/---
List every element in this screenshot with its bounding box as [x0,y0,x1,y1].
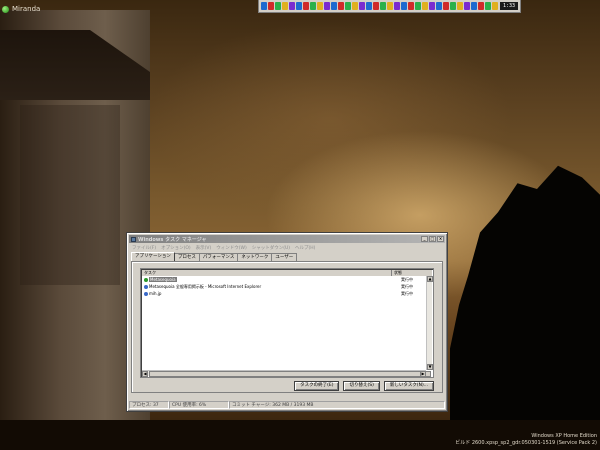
task-list-header: タスク 状態 [142,270,432,276]
title-bar[interactable]: Windows タスク マネージャ _ □ × [129,235,445,243]
tray-app-icon[interactable] [401,2,407,10]
task-row[interactable]: Metasequoia 全般専用掲示板 - Microsoft Internet… [142,284,425,290]
menu-options[interactable]: オプション(O) [161,245,191,251]
task-status: 実行中 [401,291,413,296]
tray-app-icon[interactable] [436,2,442,10]
ie-icon [144,285,148,289]
tab-network[interactable]: ネットワーク [237,253,273,261]
window-title: Windows タスク マネージャ [138,236,207,243]
tab-applications[interactable]: アプリケーション [131,252,175,261]
tray-app-icon[interactable] [268,2,274,10]
task-manager-icon [131,236,136,242]
horizontal-scrollbar[interactable]: ◀ ▶ [142,370,431,377]
maximize-button[interactable]: □ [429,236,436,242]
tray-app-icon[interactable] [471,2,477,10]
tray-app-icon[interactable] [296,2,302,10]
column-header-task[interactable]: タスク [142,270,392,276]
tray-app-icon[interactable] [492,2,498,10]
task-status: 実行中 [401,284,413,289]
tab-processes[interactable]: プロセス [173,253,200,261]
scroll-up-arrow-icon[interactable]: ▲ [427,276,433,282]
task-name: mih.jp [149,291,162,296]
menu-view[interactable]: 表示(V) [196,245,212,251]
tray-app-icon[interactable] [331,2,337,10]
menu-bar: ファイル(F) オプション(O) 表示(V) ウィンドウ(W) シャットダウン(… [130,244,444,251]
tray-app-icon[interactable] [408,2,414,10]
task-name: Metasequoia 全般専用掲示板 - Microsoft Internet… [149,284,262,289]
tray-app-icon[interactable] [457,2,463,10]
task-row[interactable]: mih.jp 実行中 [142,291,425,297]
metasequoia-icon [144,278,148,282]
tray-app-icon[interactable] [415,2,421,10]
tray-app-icon[interactable] [289,2,295,10]
new-task-button[interactable]: 新しいタスク(N)... [383,381,434,391]
tray-app-icon[interactable] [443,2,449,10]
windows-version-watermark: Windows XP Home Edition ビルド 2600.xpsp_sp… [455,433,597,447]
tray-app-icon[interactable] [317,2,323,10]
tray-clock[interactable]: 1:33 [500,2,518,10]
status-cpu: CPU 使用率: 6% [169,401,229,409]
tray-app-icon[interactable] [338,2,344,10]
menu-window[interactable]: ウィンドウ(W) [216,245,246,251]
scroll-right-arrow-icon[interactable]: ▶ [420,371,426,377]
close-button[interactable]: × [437,236,444,242]
tray-app-icon[interactable] [429,2,435,10]
tray-app-icon[interactable] [394,2,400,10]
desktop-shortcut-label: Miranda [12,5,41,13]
tray-app-icon[interactable] [450,2,456,10]
end-task-button[interactable]: タスクの終了(E) [294,381,340,391]
tab-users[interactable]: ユーザー [271,253,298,261]
scroll-left-arrow-icon[interactable]: ◀ [142,371,148,377]
scroll-down-arrow-icon[interactable]: ▼ [427,364,433,370]
ie-icon [144,292,148,296]
wallpaper-building-roof [0,30,150,100]
wallpaper-building-wall [20,105,120,285]
task-list[interactable]: タスク 状態 Metasequoia 実行中 Metasequoia 全般専用掲… [140,268,434,378]
status-processes: プロセス: 37 [129,401,169,409]
task-manager-window: Windows タスク マネージャ _ □ × ファイル(F) オプション(O)… [126,232,448,412]
task-status: 実行中 [401,277,413,282]
tab-strip: アプリケーション プロセス パフォーマンス ネットワーク ユーザー [131,252,298,261]
task-row[interactable]: Metasequoia 実行中 [142,277,425,283]
tray-app-icon[interactable] [345,2,351,10]
tray-app-icon[interactable] [324,2,330,10]
minimize-button[interactable]: _ [421,236,428,242]
tray-app-icon[interactable] [373,2,379,10]
tray-app-icon[interactable] [275,2,281,10]
tray-app-icon[interactable] [366,2,372,10]
tray-app-icon[interactable] [464,2,470,10]
task-name: Metasequoia [149,277,177,282]
vertical-scrollbar[interactable]: ▲ ▼ [426,276,433,370]
miranda-icon [2,5,9,13]
tray-app-icon[interactable] [282,2,288,10]
horizontal-scroll-thumb[interactable] [149,371,431,377]
desktop-shortcut-miranda[interactable]: Miranda [2,3,40,15]
menu-help[interactable]: ヘルプ(H) [295,245,315,251]
tray-app-icon[interactable] [261,2,267,10]
tray-app-icon[interactable] [303,2,309,10]
tray-app-icon[interactable] [478,2,484,10]
menu-file[interactable]: ファイル(F) [132,245,156,251]
status-commit-charge: コミット チャージ: 362 MB / 3193 MB [229,401,445,409]
tab-performance[interactable]: パフォーマンス [198,253,239,261]
applications-panel: タスク 状態 Metasequoia 実行中 Metasequoia 全般専用掲… [131,261,443,393]
menu-shutdown[interactable]: シャットダウン(U) [252,245,290,251]
windows-edition: Windows XP Home Edition [531,433,597,439]
tray-app-icon[interactable] [422,2,428,10]
tray-app-icon[interactable] [380,2,386,10]
tray-app-icon[interactable] [359,2,365,10]
status-bar: プロセス: 37 CPU 使用率: 6% コミット チャージ: 362 MB /… [129,401,445,409]
tray-app-icon[interactable] [310,2,316,10]
switch-to-button[interactable]: 切り替え(S) [343,381,380,391]
tray-app-icon[interactable] [352,2,358,10]
windows-build: ビルド 2600.xpsp_sp2_gdr.050301-1519 (Servi… [455,440,597,446]
tray-app-icon[interactable] [485,2,491,10]
tray-app-icon[interactable] [387,2,393,10]
action-buttons: タスクの終了(E) 切り替え(S) 新しいタスク(N)... [294,381,434,391]
top-toolbar: 1:33 [258,0,521,13]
\---
Copy out the entries word for word, starting with the line that contains "task-list-header: タスク 状態 [142,270,432,276]" and going on through the line that contains "tray-app-icon[interactable] [471,2,477,10]", including both of those lines.

> Solution:
task-list-header: タスク 状態 [142,270,432,276]
title-bar[interactable]: Windows タスク マネージャ _ □ × [129,235,445,243]
tray-app-icon[interactable] [401,2,407,10]
task-row[interactable]: Metasequoia 全般専用掲示板 - Microsoft Internet… [142,284,425,290]
menu-options[interactable]: オプション(O) [161,245,191,251]
task-status: 実行中 [401,291,413,296]
tray-app-icon[interactable] [436,2,442,10]
ie-icon [144,285,148,289]
tab-network[interactable]: ネットワーク [237,253,273,261]
window-title: Windows タスク マネージャ [138,236,207,243]
tab-applications[interactable]: アプリケーション [131,252,175,261]
tray-app-icon[interactable] [268,2,274,10]
task-manager-icon [131,236,136,242]
horizontal-scrollbar[interactable]: ◀ ▶ [142,370,431,377]
maximize-button[interactable]: □ [429,236,436,242]
tray-app-icon[interactable] [471,2,477,10]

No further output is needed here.